Copy out each line exactly as it appears.

» **Given records**
---
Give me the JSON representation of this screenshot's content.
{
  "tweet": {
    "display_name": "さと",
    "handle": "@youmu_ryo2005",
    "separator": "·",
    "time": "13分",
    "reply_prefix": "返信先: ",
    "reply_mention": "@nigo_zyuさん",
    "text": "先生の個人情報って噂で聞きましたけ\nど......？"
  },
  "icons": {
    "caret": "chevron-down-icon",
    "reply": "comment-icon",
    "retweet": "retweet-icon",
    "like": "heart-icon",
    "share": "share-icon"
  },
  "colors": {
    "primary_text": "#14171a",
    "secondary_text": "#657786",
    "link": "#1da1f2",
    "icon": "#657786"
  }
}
---
» **Reply**
Give me the JSON representation of this screenshot's content.
{
  "tweet": {
    "display_name": "さと",
    "handle": "@youmu_ryo2005",
    "separator": "·",
    "time": "13分",
    "reply_prefix": "返信先: ",
    "reply_mention": "@nigo_zyuさん",
    "text": "先生の個人情報って噂で聞きましたけ\nど......？"
  },
  "icons": {
    "caret": "chevron-down-icon",
    "reply": "comment-icon",
    "retweet": "retweet-icon",
    "like": "heart-icon",
    "share": "share-icon"
  },
  "colors": {
    "primary_text": "#14171a",
    "secondary_text": "#657786",
    "link": "#1da1f2",
    "icon": "#657786"
  }
}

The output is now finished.